ASSESSING THE EFFICACY OF CORPORATE GOVERNANCE MECHANISMS IN PREVENTING FINANCIAL FRAUD IN MANUFACTURING INDUSTRIES IN ANAMBRA STATE
Résumé
This study assesses the efficacy of corporate governance mechanisms in preventing financial fraud within manufacturing industries in Anambra State, Nigeria. Financial fraud poses significant risks to the economic stability of organizations, and effective corporate governance is essential in mitigating these risks. The research employs a mixed-methods approach, combining quantitative data from surveys distributed to key stakeholders in selected manufacturing firms and qualitative insights from interviews with corporate governance experts. The primary objectives of the study are to identify the existing corporate governance practices, evaluate their effectiveness in fraud prevention, and explore the challenges faced in implementing these mechanisms.The findings reveal a correlation between robust corporate governance structures—such as the presence of independent boards, effective internal controls, and transparent reporting practices—and the reduction of financial fraud incidents. However, the study also highlights several obstacles, including inadequate regulatory enforcement, a lack of awareness among stakeholders, and cultural factors that may impede the adoption of best practices in governance. Furthermore, the analysis indicates that organizations with strong ethical cultures and training programs are more likely to prevent fraudulent activities.This research contributes to the understanding of how corporate governance can be leveraged to enhance accountability and integrity in manufacturing sectors. It provides actionable recommendations for industry stakeholders and policymakers, emphasizing the need for improved training, regulatory frameworks, and ethical leadership. Ultimately, the study underscores the importance of effective corporate governance as a critical factor in safeguarding the financial integrity of manufacturing firms in Anambra State and fostering sustainable economic growth.

[INFORMATION GIVEN]

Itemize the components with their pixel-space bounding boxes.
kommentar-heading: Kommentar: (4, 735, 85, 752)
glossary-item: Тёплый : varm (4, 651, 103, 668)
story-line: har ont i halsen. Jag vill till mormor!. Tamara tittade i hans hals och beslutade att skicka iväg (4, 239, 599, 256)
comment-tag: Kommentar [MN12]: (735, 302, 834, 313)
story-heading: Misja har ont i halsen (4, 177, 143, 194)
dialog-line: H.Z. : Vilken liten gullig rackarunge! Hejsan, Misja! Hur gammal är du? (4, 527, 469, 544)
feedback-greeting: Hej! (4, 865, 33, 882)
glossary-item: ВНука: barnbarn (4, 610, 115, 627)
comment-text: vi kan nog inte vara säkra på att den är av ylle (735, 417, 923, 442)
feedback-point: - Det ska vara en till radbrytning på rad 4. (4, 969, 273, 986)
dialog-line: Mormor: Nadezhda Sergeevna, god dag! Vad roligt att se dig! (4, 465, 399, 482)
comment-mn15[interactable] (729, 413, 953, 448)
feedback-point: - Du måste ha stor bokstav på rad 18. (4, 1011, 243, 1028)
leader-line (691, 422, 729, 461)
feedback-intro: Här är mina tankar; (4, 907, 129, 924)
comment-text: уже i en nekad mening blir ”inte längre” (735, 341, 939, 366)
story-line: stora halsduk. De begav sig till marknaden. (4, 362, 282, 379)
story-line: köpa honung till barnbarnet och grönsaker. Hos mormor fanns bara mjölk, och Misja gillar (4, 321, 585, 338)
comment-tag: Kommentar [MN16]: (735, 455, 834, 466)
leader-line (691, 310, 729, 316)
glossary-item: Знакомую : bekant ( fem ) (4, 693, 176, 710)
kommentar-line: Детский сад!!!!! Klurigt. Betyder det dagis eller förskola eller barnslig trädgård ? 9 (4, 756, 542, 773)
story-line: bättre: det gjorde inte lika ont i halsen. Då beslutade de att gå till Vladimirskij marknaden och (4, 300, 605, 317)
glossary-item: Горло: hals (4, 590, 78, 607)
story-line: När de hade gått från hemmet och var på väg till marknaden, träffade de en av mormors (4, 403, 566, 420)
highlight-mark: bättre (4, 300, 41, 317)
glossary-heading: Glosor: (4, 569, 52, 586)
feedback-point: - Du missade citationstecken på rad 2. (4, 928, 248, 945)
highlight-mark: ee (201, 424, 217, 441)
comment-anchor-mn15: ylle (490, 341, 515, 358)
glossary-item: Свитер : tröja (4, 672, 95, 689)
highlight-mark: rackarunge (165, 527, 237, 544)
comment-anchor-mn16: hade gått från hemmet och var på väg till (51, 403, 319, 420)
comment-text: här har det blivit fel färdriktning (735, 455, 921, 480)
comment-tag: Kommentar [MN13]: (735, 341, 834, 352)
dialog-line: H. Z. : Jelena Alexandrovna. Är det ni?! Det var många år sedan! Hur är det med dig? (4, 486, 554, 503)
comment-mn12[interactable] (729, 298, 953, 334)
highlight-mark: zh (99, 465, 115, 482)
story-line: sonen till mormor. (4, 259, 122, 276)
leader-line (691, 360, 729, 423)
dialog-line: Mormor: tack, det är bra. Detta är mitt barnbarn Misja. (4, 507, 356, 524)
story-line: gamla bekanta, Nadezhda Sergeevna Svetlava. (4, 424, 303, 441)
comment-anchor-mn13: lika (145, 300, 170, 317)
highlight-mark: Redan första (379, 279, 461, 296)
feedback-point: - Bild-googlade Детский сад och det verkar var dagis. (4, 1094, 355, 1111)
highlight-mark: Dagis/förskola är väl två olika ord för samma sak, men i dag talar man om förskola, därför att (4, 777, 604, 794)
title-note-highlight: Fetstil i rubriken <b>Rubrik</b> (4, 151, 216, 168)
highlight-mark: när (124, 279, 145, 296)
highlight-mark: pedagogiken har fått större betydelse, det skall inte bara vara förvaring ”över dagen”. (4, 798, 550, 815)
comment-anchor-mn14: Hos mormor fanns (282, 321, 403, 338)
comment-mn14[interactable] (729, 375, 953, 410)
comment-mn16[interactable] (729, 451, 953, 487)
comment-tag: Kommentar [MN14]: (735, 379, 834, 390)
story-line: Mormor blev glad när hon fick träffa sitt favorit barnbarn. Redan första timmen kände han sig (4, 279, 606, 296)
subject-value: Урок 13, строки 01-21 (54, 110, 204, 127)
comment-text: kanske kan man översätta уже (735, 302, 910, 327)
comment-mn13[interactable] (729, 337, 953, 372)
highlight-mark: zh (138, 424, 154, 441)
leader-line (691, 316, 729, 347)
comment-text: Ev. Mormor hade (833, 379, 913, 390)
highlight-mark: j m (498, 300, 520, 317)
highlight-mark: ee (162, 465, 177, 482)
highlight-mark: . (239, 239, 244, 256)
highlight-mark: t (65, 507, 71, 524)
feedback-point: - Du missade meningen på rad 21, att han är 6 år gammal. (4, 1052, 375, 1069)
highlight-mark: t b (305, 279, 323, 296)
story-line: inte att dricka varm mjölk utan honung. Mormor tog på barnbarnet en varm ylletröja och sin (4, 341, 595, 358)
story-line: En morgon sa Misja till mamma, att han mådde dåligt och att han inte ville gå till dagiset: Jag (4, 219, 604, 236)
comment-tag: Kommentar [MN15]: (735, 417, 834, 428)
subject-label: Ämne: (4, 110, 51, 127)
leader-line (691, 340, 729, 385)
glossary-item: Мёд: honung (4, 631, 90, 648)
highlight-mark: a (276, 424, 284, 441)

[QUESTIONS]
#1 In the abstract on corporate governance in Anambra State, what research approach does the study use?
#2 Translate this sentence from the abstract on corporate governance in Anambra State into French: "Financial fraud poses significant risks to the economic stability of organizations, and effective corporate governance is essential in mitigating these risks."

[PROBLEM SOLUTIONS]
#1 A mixed-methods approach.

#2 La fraude financière fait peser des risques importants sur la stabilité économique des organisations, et une gouvernance d'entreprise efficace est essentielle pour atténuer ces risques.